**Exercise task**
Leave every picture out and write out the records below exactly.

Figure dataset records
begin

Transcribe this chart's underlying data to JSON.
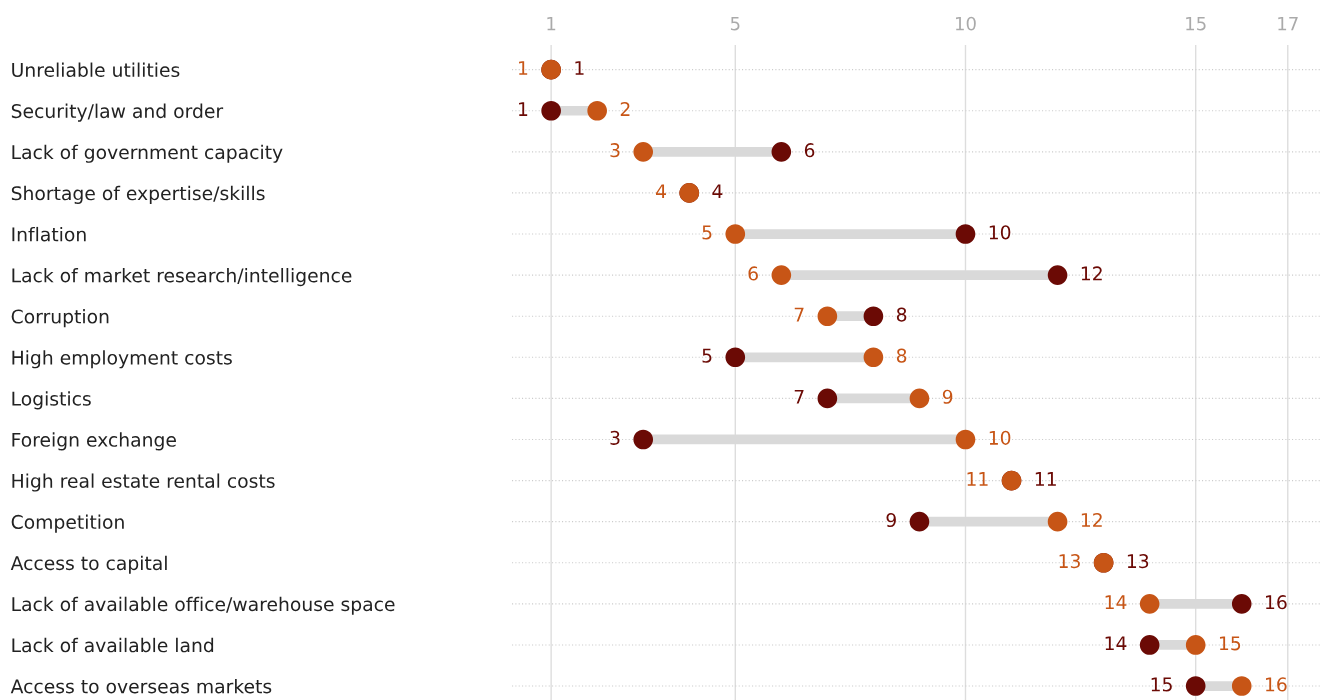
{
  "chart_data": {
    "type": "scatter",
    "orientation": "horizontal",
    "categories": [
      "Unreliable utilities",
      "Security/law and order",
      "Lack of government capacity",
      "Shortage of expertise/skills",
      "Inflation",
      "Lack of market research/intelligence",
      "Corruption",
      "High employment costs",
      "Logistics",
      "Foreign exchange",
      "High real estate rental costs",
      "Competition",
      "Access to capital",
      "Lack of available office/warehouse space",
      "Lack of available land",
      "Access to overseas markets"
    ],
    "series": [
      {
        "color": "#c75516",
        "values": [
          1,
          2,
          3,
          4,
          5,
          6,
          7,
          8,
          9,
          10,
          11,
          12,
          13,
          14,
          15,
          16
        ]
      },
      {
        "color": "#6b0a05",
        "values": [
          1,
          1,
          6,
          4,
          10,
          12,
          8,
          5,
          7,
          3,
          11,
          9,
          13,
          16,
          14,
          15
        ]
      }
    ],
    "xlim": [
      0.15,
      17.7
    ],
    "xticks": [
      1,
      5,
      10,
      15,
      17
    ],
    "grid": true,
    "marker": "circle",
    "data_labels": true
  }
}
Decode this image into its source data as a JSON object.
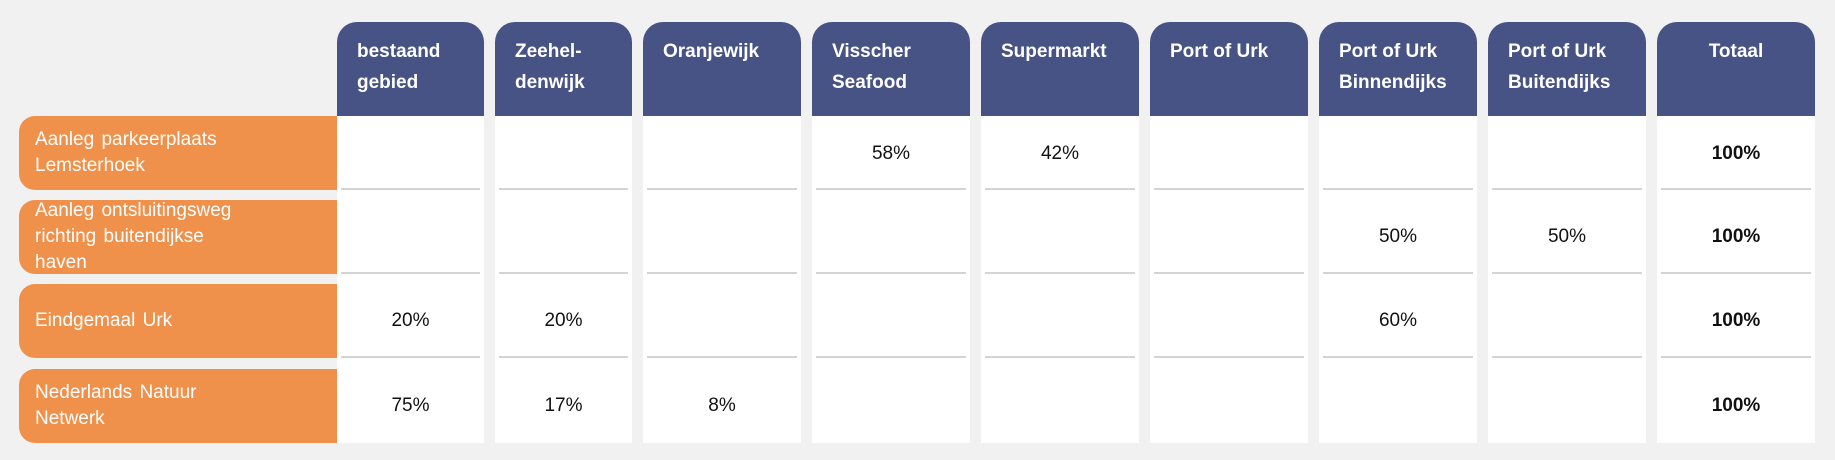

end

**The answer**
Transcribe this chart's underlying data to JSON.
{
  "chart_data": {
    "type": "scatter",
    "orientation": "horizontal",
    "categories": [
      "Unreliable utilities",
      "Security/law and order",
      "Lack of government capacity",
      "Shortage of expertise/skills",
      "Inflation",
      "Lack of market research/intelligence",
      "Corruption",
      "High employment costs",
      "Logistics",
      "Foreign exchange",
      "High real estate rental costs",
      "Competition",
      "Access to capital",
      "Lack of available office/warehouse space",
      "Lack of available land",
      "Access to overseas markets"
    ],
    "series": [
      {
        "color": "#c75516",
        "values": [
          1,
          2,
          3,
          4,
          5,
          6,
          7,
          8,
          9,
          10,
          11,
          12,
          13,
          14,
          15,
          16
        ]
      },
      {
        "color": "#6b0a05",
        "values": [
          1,
          1,
          6,
          4,
          10,
          12,
          8,
          5,
          7,
          3,
          11,
          9,
          13,
          16,
          14,
          15
        ]
      }
    ],
    "xlim": [
      0.15,
      17.7
    ],
    "xticks": [
      1,
      5,
      10,
      15,
      17
    ],
    "grid": true,
    "marker": "circle",
    "data_labels": true
  }
}
Decode this image into its source data as a JSON object.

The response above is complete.